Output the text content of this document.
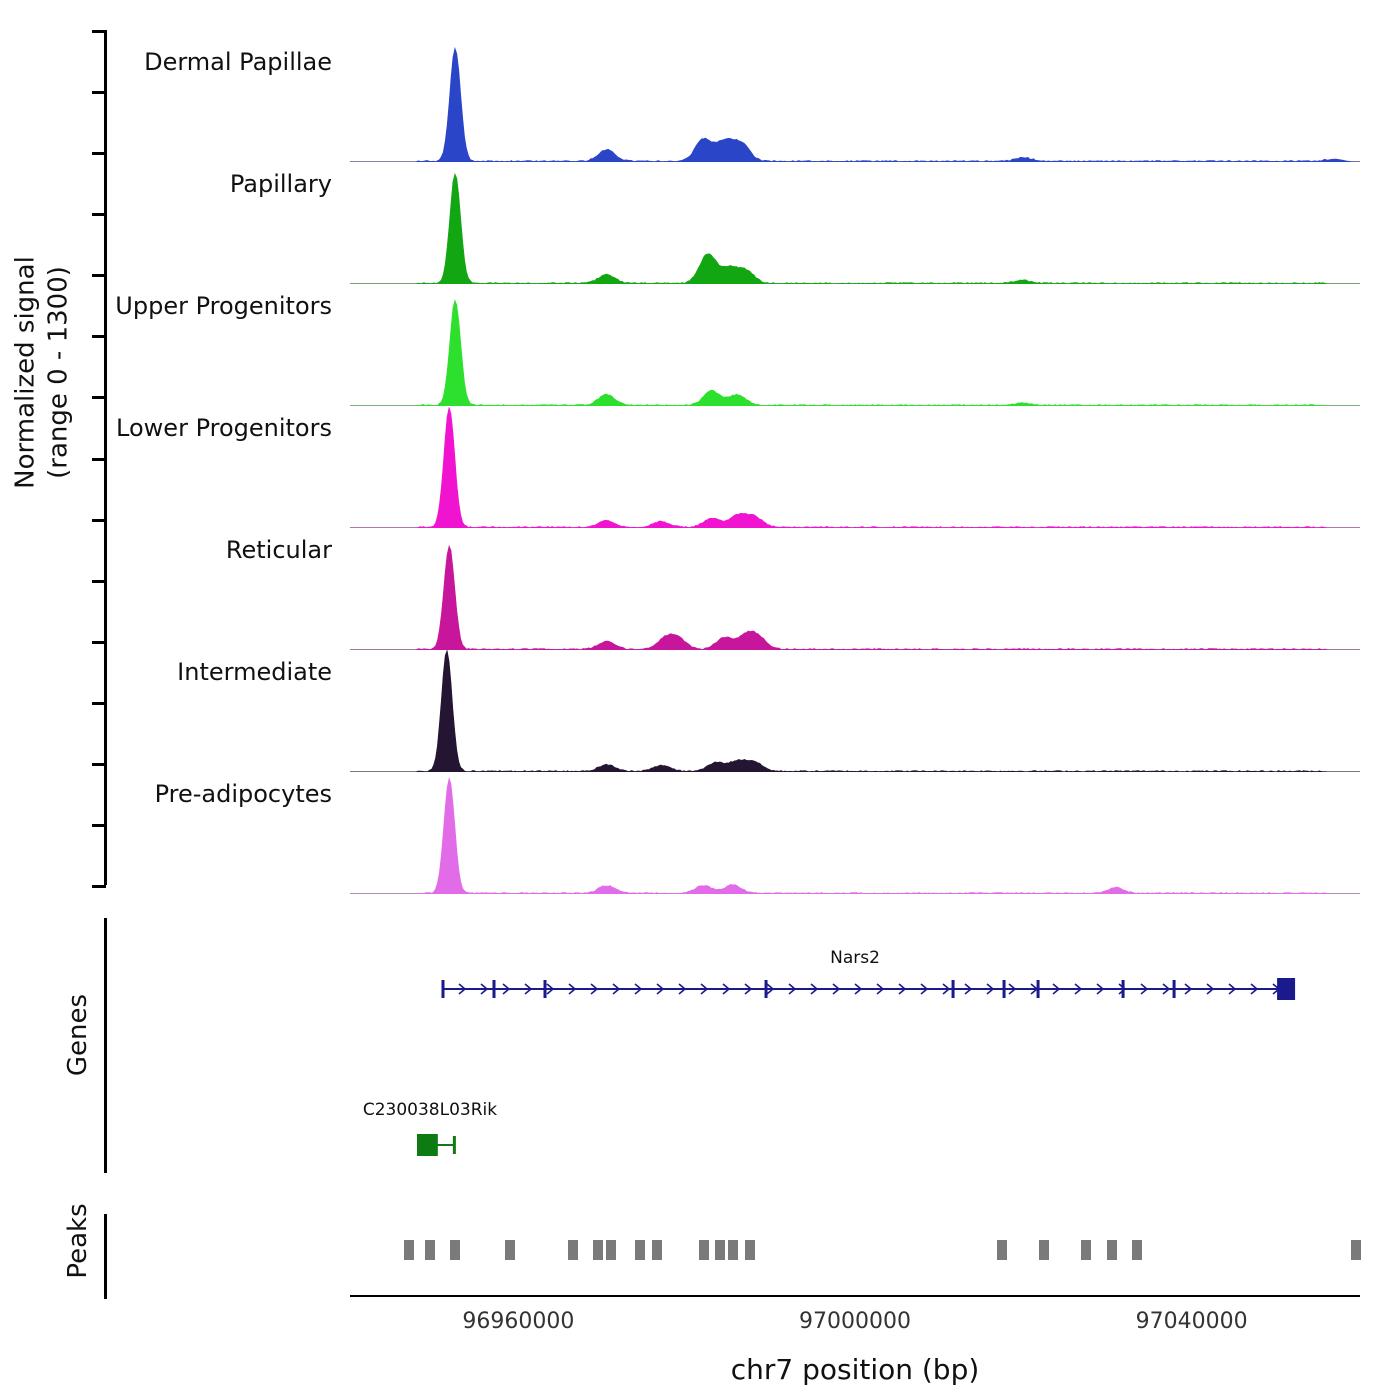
Normalized signal (range 0 - 1300)
Dermal Papillae
Papillary
Upper Progenitors
Lower Progenitors
Reticular
Intermediate
Pre-adipocytes
Genes
Nars2
C230038L03Rik
Peaks
96960000	97000000	97040000
chr7 position (bp)
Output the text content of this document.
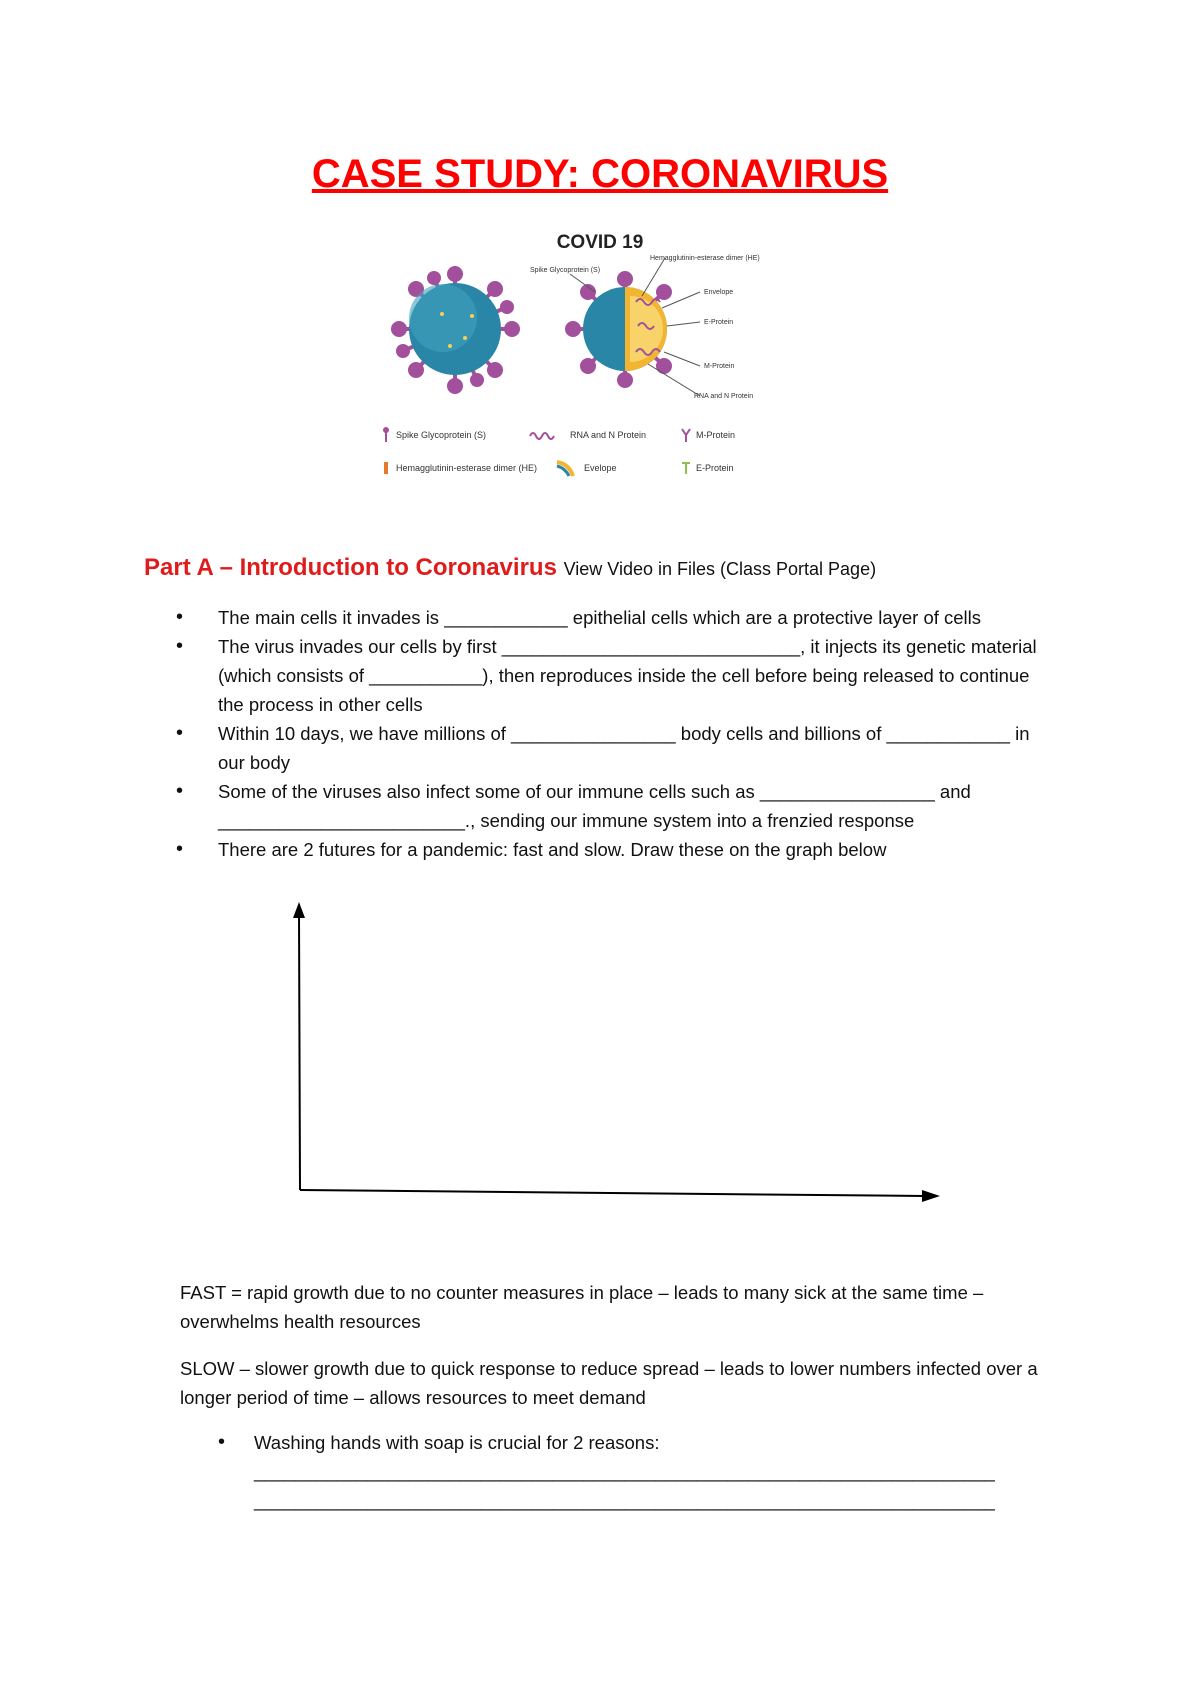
CASE STUDY: CORONAVIRUS
COVID 19
Spike Glycoprotein (S)
Hemagglutinin-esterase dimer (HE)
Envelope
E-Protein
M-Protein
RNA and N Protein
Spike Glycoprotein (S)	RNA and N Protein	M-Protein
Hemagglutinin-esterase dimer (HE)	Evelope	E-Protein
Part A – Introduction to Coronavirus View Video in Files (Class Portal Page)
• The main cells it invades is ____________ epithelial cells which are a protective layer of cells
• The virus invades our cells by first _____________________________, it injects its genetic material (which consists of ___________), then reproduces inside the cell before being released to continue the process in other cells
• Within 10 days, we have millions of ________________ body cells and billions of ____________ in our body
• Some of the viruses also infect some of our immune cells such as _________________ and ________________________., sending our immune system into a frenzied response
• There are 2 futures for a pandemic: fast and slow. Draw these on the graph below
FAST = rapid growth due to no counter measures in place – leads to many sick at the same time – overwhelms health resources
SLOW – slower growth due to quick response to reduce spread – leads to lower numbers infected over a longer period of time – allows resources to meet demand
•	Washing hands with soap is crucial for 2 reasons:
________________________________________________________________________
________________________________________________________________________
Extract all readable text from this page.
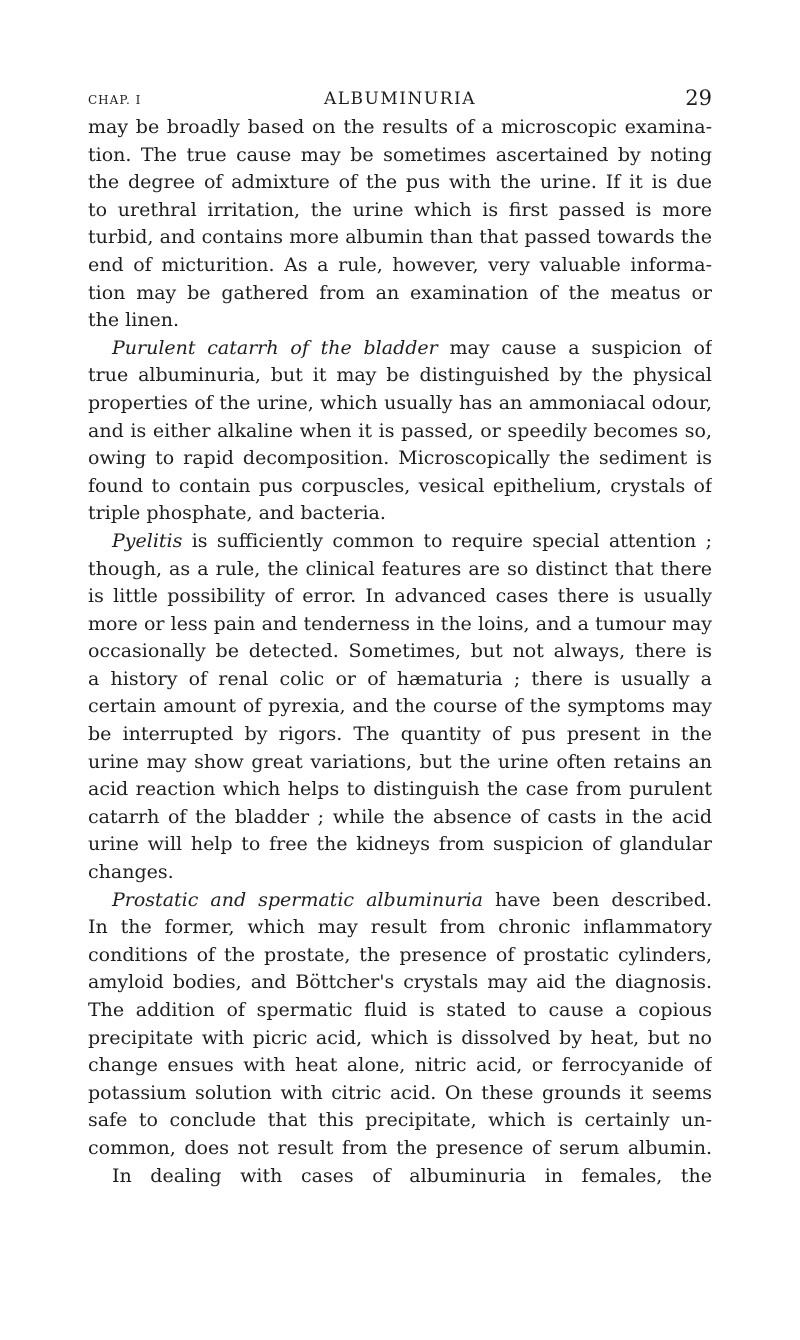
CHAP. I	ALBUMINURIA	29
may be broadly based on the results of a microscopic examina-
tion. The true cause may be sometimes ascertained by noting
the degree of admixture of the pus with the urine. If it is due
to urethral irritation, the urine which is first passed is more
turbid, and contains more albumin than that passed towards the
end of micturition. As a rule, however, very valuable informa-
tion may be gathered from an examination of the meatus or
the linen.
Purulent catarrh of the bladder may cause a suspicion of
true albuminuria, but it may be distinguished by the physical
properties of the urine, which usually has an ammoniacal odour,
and is either alkaline when it is passed, or speedily becomes so,
owing to rapid decomposition. Microscopically the sediment is
found to contain pus corpuscles, vesical epithelium, crystals of
triple phosphate, and bacteria.
Pyelitis is sufficiently common to require special attention ;
though, as a rule, the clinical features are so distinct that there
is little possibility of error. In advanced cases there is usually
more or less pain and tenderness in the loins, and a tumour may
occasionally be detected. Sometimes, but not always, there is
a history of renal colic or of hæmaturia ; there is usually a
certain amount of pyrexia, and the course of the symptoms may
be interrupted by rigors. The quantity of pus present in the
urine may show great variations, but the urine often retains an
acid reaction which helps to distinguish the case from purulent
catarrh of the bladder ; while the absence of casts in the acid
urine will help to free the kidneys from suspicion of glandular
changes.
Prostatic and spermatic albuminuria have been described.
In the former, which may result from chronic inflammatory
conditions of the prostate, the presence of prostatic cylinders,
amyloid bodies, and Böttcher's crystals may aid the diagnosis.
The addition of spermatic fluid is stated to cause a copious
precipitate with picric acid, which is dissolved by heat, but no
change ensues with heat alone, nitric acid, or ferrocyanide of
potassium solution with citric acid. On these grounds it seems
safe to conclude that this precipitate, which is certainly un-
common, does not result from the presence of serum albumin.
In dealing with cases of albuminuria in females, the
☆ ☆ ☆ ☆ ☆ ☆ ☆
> [TASK OBJECTIVE]
How many of the lines above contain "Progenitors"? Give the number by itself.

> [ANSWER FOR THE TASK]
2